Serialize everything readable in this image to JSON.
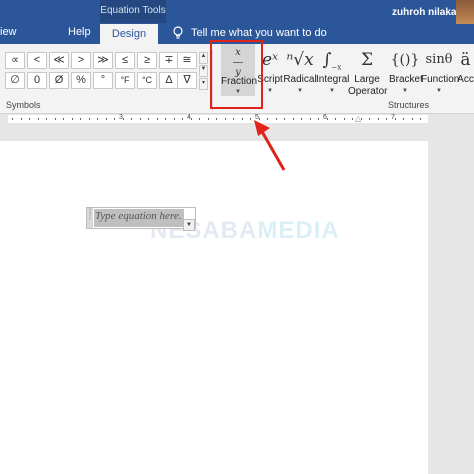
{
  "titlebar": {
    "context_group": "Equation Tools",
    "tabs": [
      "iew",
      "Help"
    ],
    "active_tab": "Design",
    "tell_me": "Tell me what you want to do",
    "user_name": "zuhroh nilakandi"
  },
  "symbols": {
    "row1": [
      "∝",
      "<",
      "≪",
      ">",
      "≫",
      "≤",
      "≥",
      "∓",
      "≅",
      "≈"
    ],
    "row2": [
      "∅",
      "0",
      "Ø",
      "%",
      "°",
      "°F",
      "°C",
      "∆",
      "∇",
      "∃"
    ],
    "label": "Symbols"
  },
  "structures": {
    "label": "Structures",
    "items": [
      {
        "label": "Fraction",
        "icon": "x/y"
      },
      {
        "label": "Script",
        "icon": "eˣ"
      },
      {
        "label": "Radical",
        "icon": "ⁿ√x"
      },
      {
        "label": "Integral",
        "icon": "∫"
      },
      {
        "label": "Large Operator",
        "icon": "Σ"
      },
      {
        "label": "Bracket",
        "icon": "{()}"
      },
      {
        "label": "Function",
        "icon": "sinθ"
      },
      {
        "label": "Acc",
        "icon": "ä"
      }
    ]
  },
  "ruler": {
    "numbers": [
      "3",
      "4",
      "5",
      "6",
      "7"
    ]
  },
  "equation": {
    "placeholder": "Type equation here."
  },
  "watermark": {
    "part1": "NESABA",
    "part2": "MEDIA"
  },
  "colors": {
    "accent": "#2b579a",
    "highlight": "#e2231a"
  }
}
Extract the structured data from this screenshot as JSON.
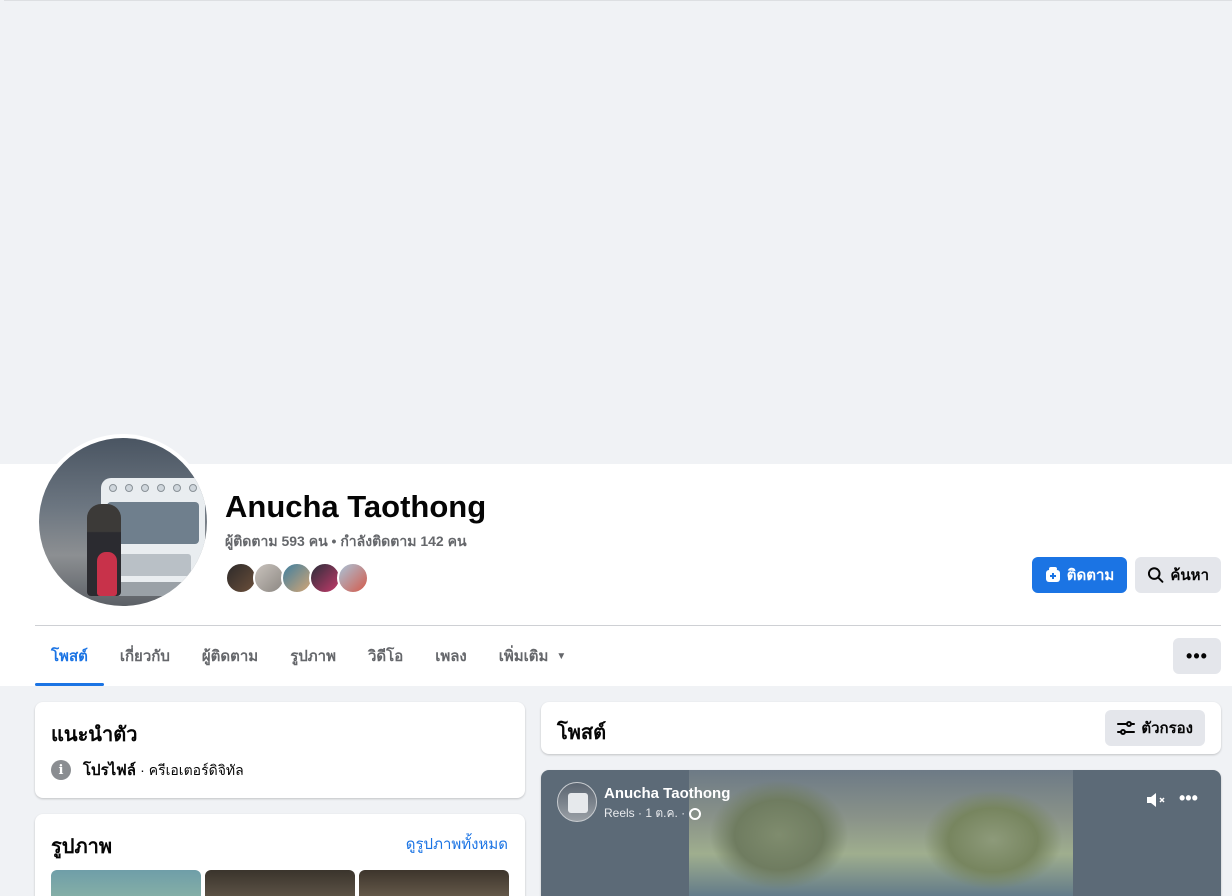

● ● ●

== The problem ==
Copy all lines from the material that include "this".

== Task result ==
Serialize everything readable in this image to JSON.
Extract the structured data from this screenshot as JSON.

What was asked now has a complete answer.